What to work on. Give back the full listing verbatim, apart from its images.

**** Input records

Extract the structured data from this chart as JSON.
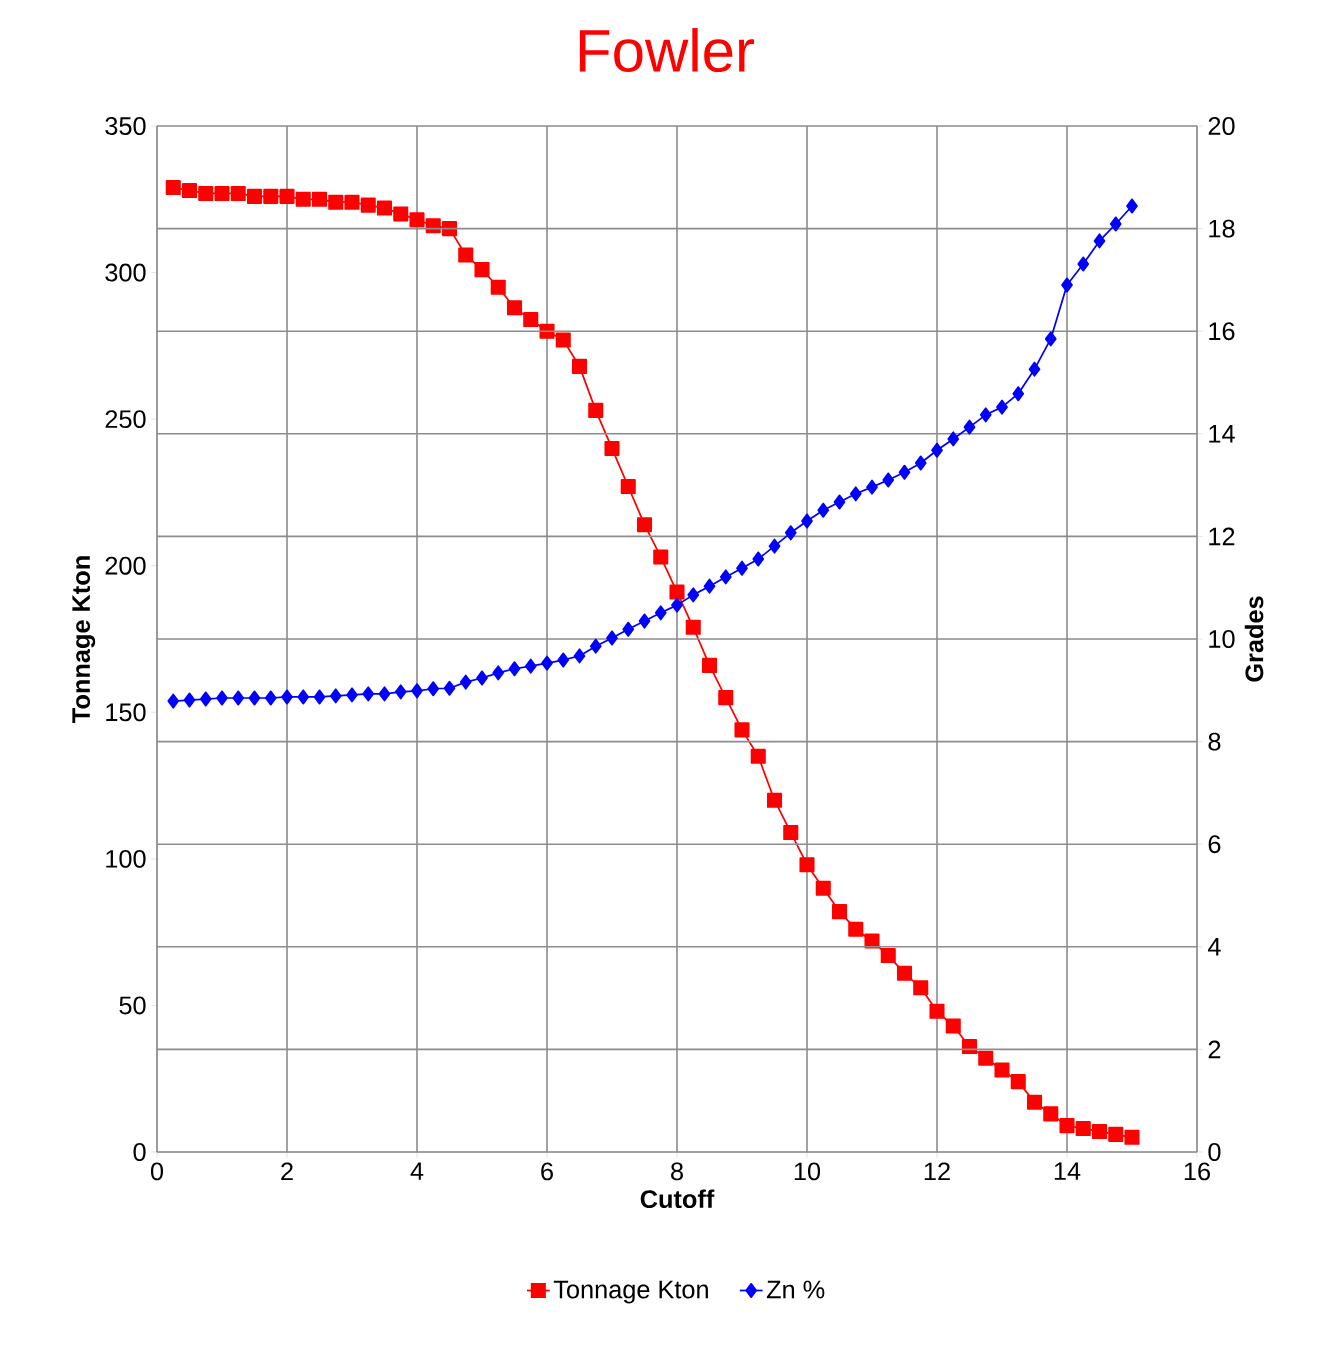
{
  "chart_data": {
    "type": "line",
    "title": "Fowler",
    "xlabel": "Cutoff",
    "ylabel": "Tonnage Kton",
    "y2label": "Grades",
    "x": [
      0.25,
      0.5,
      0.75,
      1,
      1.25,
      1.5,
      1.75,
      2,
      2.25,
      2.5,
      2.75,
      3,
      3.25,
      3.5,
      3.75,
      4,
      4.25,
      4.5,
      4.75,
      5,
      5.25,
      5.5,
      5.75,
      6,
      6.25,
      6.5,
      6.75,
      7,
      7.25,
      7.5,
      7.75,
      8,
      8.25,
      8.5,
      8.75,
      9,
      9.25,
      9.5,
      9.75,
      10,
      10.25,
      10.5,
      10.75,
      11,
      11.25,
      11.5,
      11.75,
      12,
      12.25,
      12.5,
      12.75,
      13,
      13.25,
      13.5,
      13.75,
      14,
      14.25,
      14.5,
      14.75,
      15
    ],
    "series": [
      {
        "name": "Tonnage Kton",
        "color": "#ff0000",
        "marker": "square",
        "values": [
          329,
          328,
          327,
          327,
          327,
          326,
          326,
          326,
          325,
          325,
          324,
          324,
          323,
          322,
          320,
          318,
          316,
          315,
          306,
          301,
          295,
          288,
          284,
          280,
          277,
          268,
          253,
          240,
          227,
          214,
          203,
          191,
          179,
          166,
          155,
          144,
          135,
          120,
          109,
          98,
          90,
          82,
          76,
          72,
          67,
          61,
          56,
          48,
          43,
          36,
          32,
          28,
          24,
          17,
          13,
          9,
          8,
          7,
          6,
          5
        ]
      },
      {
        "name": "Zn %",
        "color": "#0000ff",
        "marker": "diamond",
        "axis": "y2",
        "values": [
          8.79,
          8.81,
          8.83,
          8.85,
          8.85,
          8.85,
          8.85,
          8.87,
          8.87,
          8.87,
          8.89,
          8.91,
          8.93,
          8.93,
          8.97,
          8.99,
          9.03,
          9.04,
          9.16,
          9.24,
          9.34,
          9.42,
          9.47,
          9.53,
          9.59,
          9.67,
          9.86,
          10.02,
          10.19,
          10.35,
          10.51,
          10.66,
          10.86,
          11.03,
          11.21,
          11.38,
          11.56,
          11.81,
          12.07,
          12.3,
          12.51,
          12.67,
          12.83,
          12.96,
          13.1,
          13.25,
          13.43,
          13.68,
          13.9,
          14.13,
          14.37,
          14.52,
          14.78,
          15.26,
          15.85,
          16.9,
          17.31,
          17.76,
          18.09,
          18.44
        ]
      }
    ],
    "xlim": [
      0,
      16
    ],
    "xticks": [
      0,
      2,
      4,
      6,
      8,
      10,
      12,
      14,
      16
    ],
    "ylim": [
      0,
      350
    ],
    "yticks": [
      0,
      50,
      100,
      150,
      200,
      250,
      300,
      350
    ],
    "y2lim": [
      0,
      20
    ],
    "y2ticks": [
      0,
      2,
      4,
      6,
      8,
      10,
      12,
      14,
      16,
      18,
      20
    ],
    "grid": true,
    "legend": "bottom",
    "line_style": "solid"
  }
}
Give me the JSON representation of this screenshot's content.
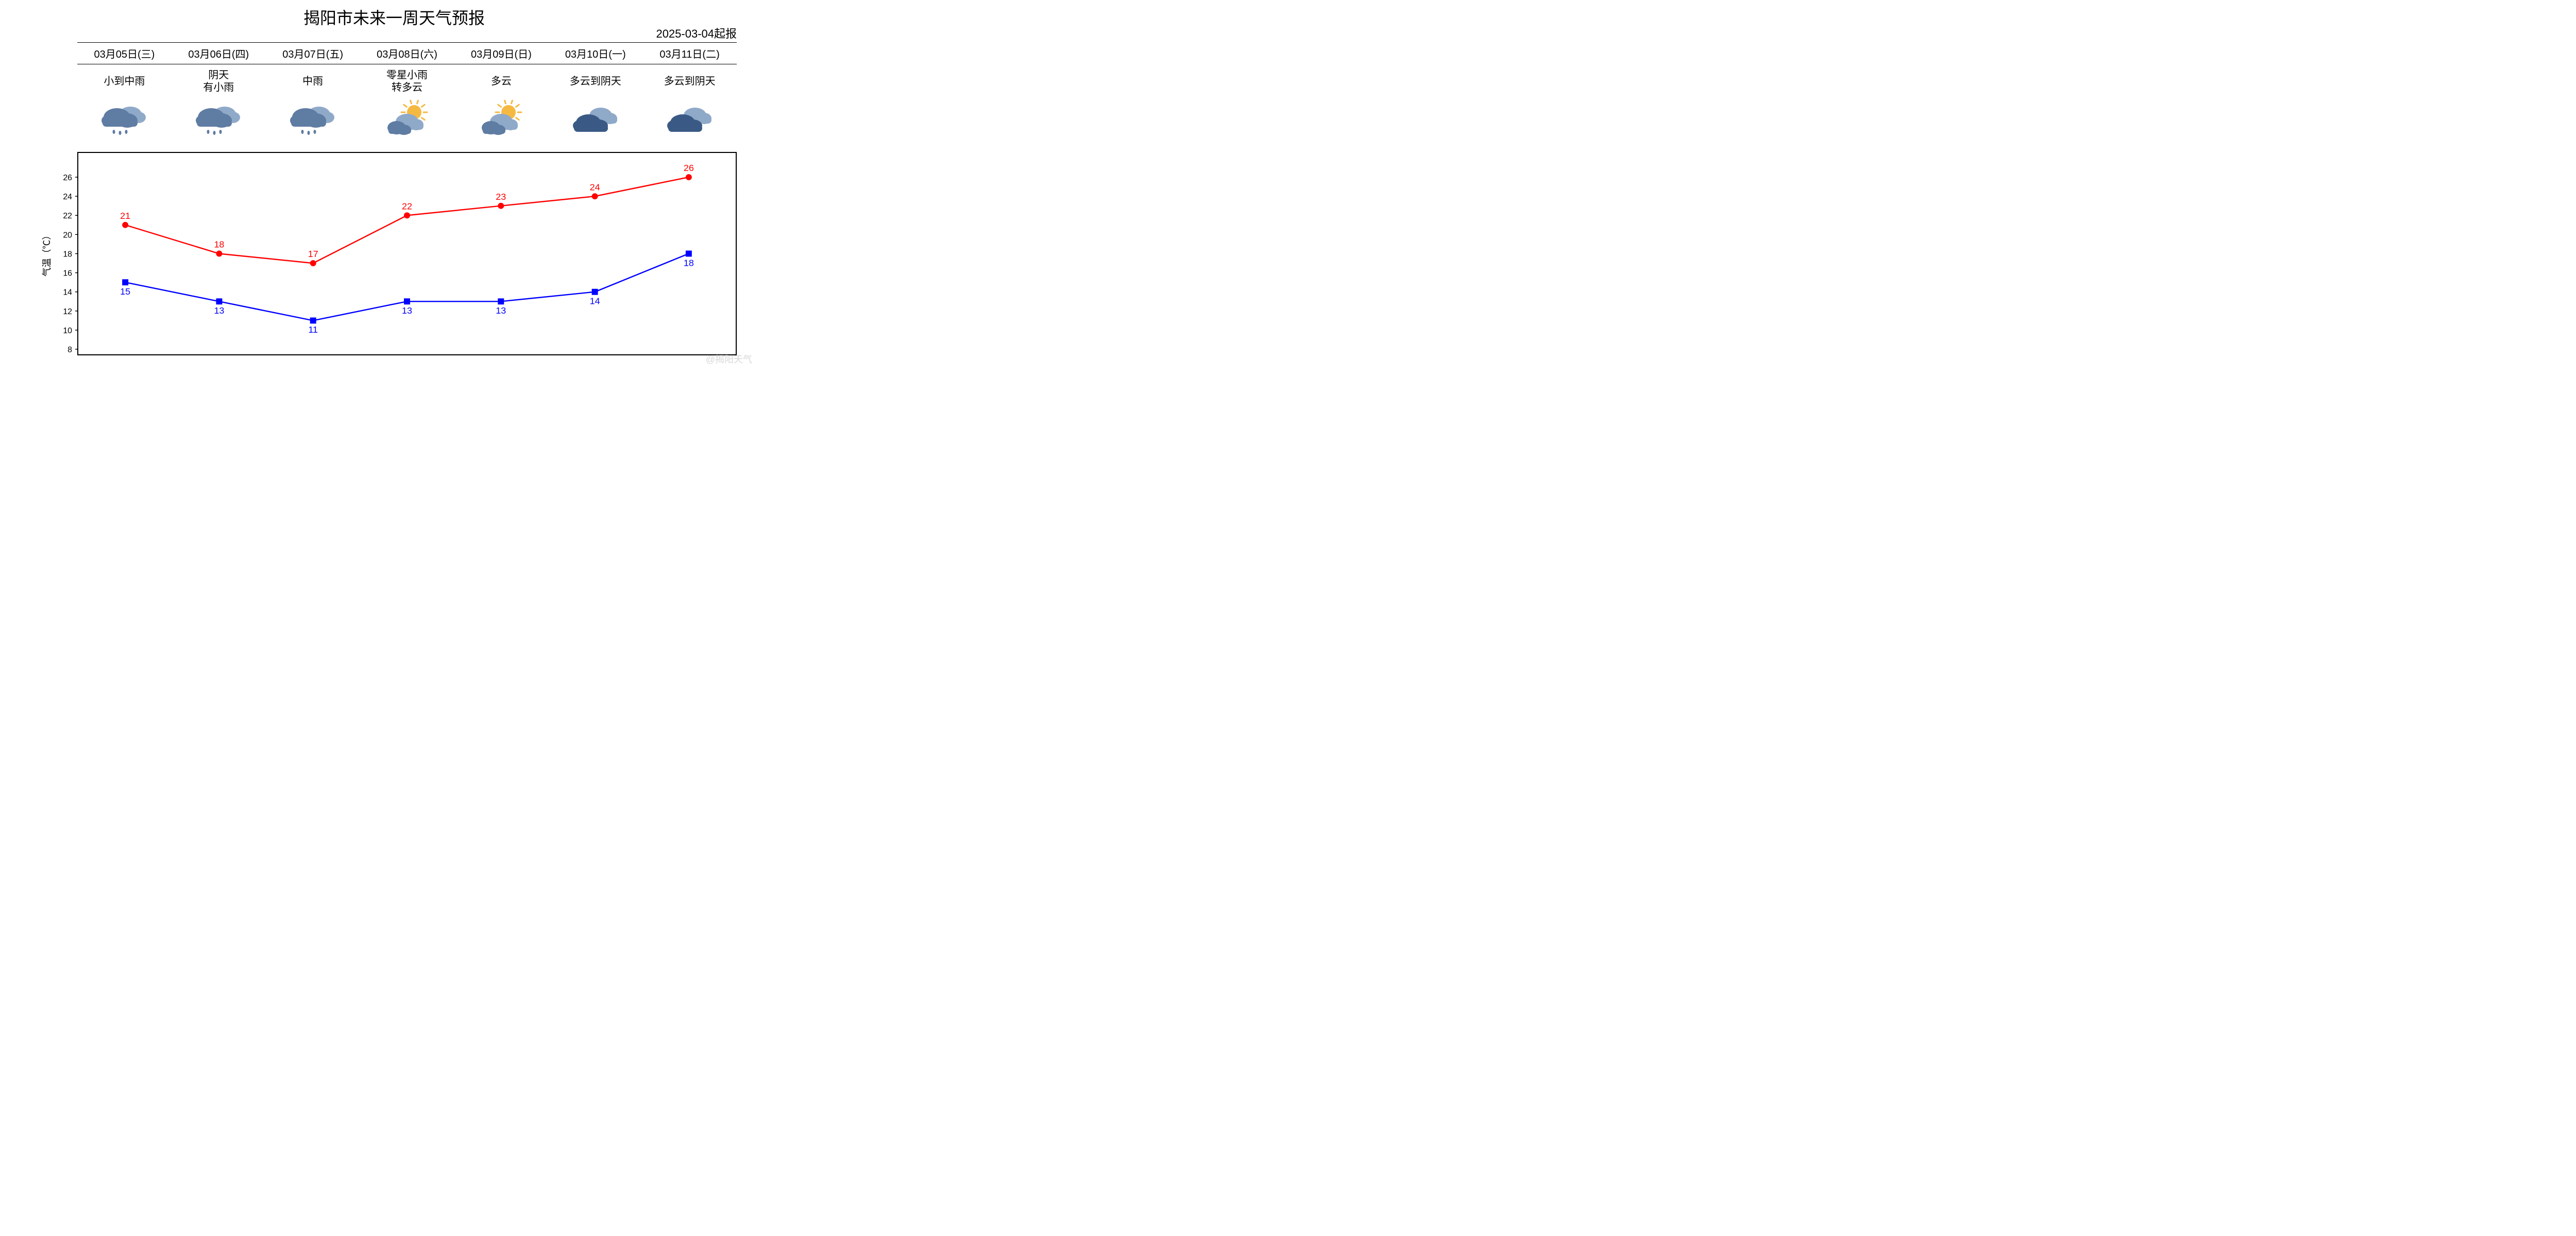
{
  "title": "揭阳市未来一周天气预报",
  "issue_date": "2025-03-04起报",
  "yaxis_label": "气温（℃）",
  "watermark": "@揭阳天气",
  "days": [
    {
      "date": "03月05日(三)",
      "condition": "小到中雨",
      "icon": "rain",
      "high": 21,
      "low": 15
    },
    {
      "date": "03月06日(四)",
      "condition": "阴天\n有小雨",
      "icon": "rain",
      "high": 18,
      "low": 13
    },
    {
      "date": "03月07日(五)",
      "condition": "中雨",
      "icon": "rain",
      "high": 17,
      "low": 11
    },
    {
      "date": "03月08日(六)",
      "condition": "零星小雨\n转多云",
      "icon": "partly",
      "high": 22,
      "low": 13
    },
    {
      "date": "03月09日(日)",
      "condition": "多云",
      "icon": "partly",
      "high": 23,
      "low": 13
    },
    {
      "date": "03月10日(一)",
      "condition": "多云到阴天",
      "icon": "cloudy",
      "high": 24,
      "low": 14
    },
    {
      "date": "03月11日(二)",
      "condition": "多云到阴天",
      "icon": "cloudy",
      "high": 26,
      "low": 18
    }
  ],
  "chart": {
    "type": "line",
    "ylim": [
      8,
      28
    ],
    "yticks": [
      8,
      10,
      12,
      14,
      16,
      18,
      20,
      22,
      24,
      26
    ],
    "high_series": {
      "color": "#ff0000",
      "marker": "circle",
      "marker_size": 6,
      "line_width": 2.5,
      "label_pos": "above"
    },
    "low_series": {
      "color": "#0000ff",
      "marker": "square",
      "marker_size": 6,
      "line_width": 2.5,
      "label_pos": "below"
    },
    "low_label_pos_override": {
      "0": "below",
      "6": "below"
    },
    "background_color": "#ffffff",
    "border_color": "#000000",
    "tick_fontsize": 16,
    "value_fontsize": 18,
    "axis_label_fontsize": 18
  },
  "icon_colors": {
    "cloud_back": "#8fa9c9",
    "cloud_front": "#5f7ca3",
    "cloud_dark": "#3a5a85",
    "sun": "#f5b942",
    "rain": "#5f7ca3"
  }
}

********

Finished answer.
Extract the structured data from this chart as JSON.
{
  "chart_data": {
    "type": "line",
    "title": "Fowler",
    "xlabel": "Cutoff",
    "ylabel": "Tonnage Kton",
    "y2label": "Grades",
    "x": [
      0.25,
      0.5,
      0.75,
      1,
      1.25,
      1.5,
      1.75,
      2,
      2.25,
      2.5,
      2.75,
      3,
      3.25,
      3.5,
      3.75,
      4,
      4.25,
      4.5,
      4.75,
      5,
      5.25,
      5.5,
      5.75,
      6,
      6.25,
      6.5,
      6.75,
      7,
      7.25,
      7.5,
      7.75,
      8,
      8.25,
      8.5,
      8.75,
      9,
      9.25,
      9.5,
      9.75,
      10,
      10.25,
      10.5,
      10.75,
      11,
      11.25,
      11.5,
      11.75,
      12,
      12.25,
      12.5,
      12.75,
      13,
      13.25,
      13.5,
      13.75,
      14,
      14.25,
      14.5,
      14.75,
      15
    ],
    "series": [
      {
        "name": "Tonnage Kton",
        "color": "#ff0000",
        "marker": "square",
        "values": [
          329,
          328,
          327,
          327,
          327,
          326,
          326,
          326,
          325,
          325,
          324,
          324,
          323,
          322,
          320,
          318,
          316,
          315,
          306,
          301,
          295,
          288,
          284,
          280,
          277,
          268,
          253,
          240,
          227,
          214,
          203,
          191,
          179,
          166,
          155,
          144,
          135,
          120,
          109,
          98,
          90,
          82,
          76,
          72,
          67,
          61,
          56,
          48,
          43,
          36,
          32,
          28,
          24,
          17,
          13,
          9,
          8,
          7,
          6,
          5
        ]
      },
      {
        "name": "Zn %",
        "color": "#0000ff",
        "marker": "diamond",
        "axis": "y2",
        "values": [
          8.79,
          8.81,
          8.83,
          8.85,
          8.85,
          8.85,
          8.85,
          8.87,
          8.87,
          8.87,
          8.89,
          8.91,
          8.93,
          8.93,
          8.97,
          8.99,
          9.03,
          9.04,
          9.16,
          9.24,
          9.34,
          9.42,
          9.47,
          9.53,
          9.59,
          9.67,
          9.86,
          10.02,
          10.19,
          10.35,
          10.51,
          10.66,
          10.86,
          11.03,
          11.21,
          11.38,
          11.56,
          11.81,
          12.07,
          12.3,
          12.51,
          12.67,
          12.83,
          12.96,
          13.1,
          13.25,
          13.43,
          13.68,
          13.9,
          14.13,
          14.37,
          14.52,
          14.78,
          15.26,
          15.85,
          16.9,
          17.31,
          17.76,
          18.09,
          18.44
        ]
      }
    ],
    "xlim": [
      0,
      16
    ],
    "xticks": [
      0,
      2,
      4,
      6,
      8,
      10,
      12,
      14,
      16
    ],
    "ylim": [
      0,
      350
    ],
    "yticks": [
      0,
      50,
      100,
      150,
      200,
      250,
      300,
      350
    ],
    "y2lim": [
      0,
      20
    ],
    "y2ticks": [
      0,
      2,
      4,
      6,
      8,
      10,
      12,
      14,
      16,
      18,
      20
    ],
    "grid": true,
    "legend": "bottom",
    "line_style": "solid"
  }
}
Give me the JSON representation of this screenshot's content.
{
  "title": "揭阳市未来一周天气预报",
  "issue_date": "2025-03-04起报",
  "yaxis_label": "气温（℃）",
  "watermark": "@揭阳天气",
  "days": [
    {
      "date": "03月05日(三)",
      "condition": "小到中雨",
      "icon": "rain",
      "high": 21,
      "low": 15
    },
    {
      "date": "03月06日(四)",
      "condition": "阴天\n有小雨",
      "icon": "rain",
      "high": 18,
      "low": 13
    },
    {
      "date": "03月07日(五)",
      "condition": "中雨",
      "icon": "rain",
      "high": 17,
      "low": 11
    },
    {
      "date": "03月08日(六)",
      "condition": "零星小雨\n转多云",
      "icon": "partly",
      "high": 22,
      "low": 13
    },
    {
      "date": "03月09日(日)",
      "condition": "多云",
      "icon": "partly",
      "high": 23,
      "low": 13
    },
    {
      "date": "03月10日(一)",
      "condition": "多云到阴天",
      "icon": "cloudy",
      "high": 24,
      "low": 14
    },
    {
      "date": "03月11日(二)",
      "condition": "多云到阴天",
      "icon": "cloudy",
      "high": 26,
      "low": 18
    }
  ],
  "chart": {
    "type": "line",
    "ylim": [
      8,
      28
    ],
    "yticks": [
      8,
      10,
      12,
      14,
      16,
      18,
      20,
      22,
      24,
      26
    ],
    "high_series": {
      "color": "#ff0000",
      "marker": "circle",
      "marker_size": 6,
      "line_width": 2.5,
      "label_pos": "above"
    },
    "low_series": {
      "color": "#0000ff",
      "marker": "square",
      "marker_size": 6,
      "line_width": 2.5,
      "label_pos": "below"
    },
    "low_label_pos_override": {
      "0": "below",
      "6": "below"
    },
    "background_color": "#ffffff",
    "border_color": "#000000",
    "tick_fontsize": 16,
    "value_fontsize": 18,
    "axis_label_fontsize": 18
  },
  "icon_colors": {
    "cloud_back": "#8fa9c9",
    "cloud_front": "#5f7ca3",
    "cloud_dark": "#3a5a85",
    "sun": "#f5b942",
    "rain": "#5f7ca3"
  }
}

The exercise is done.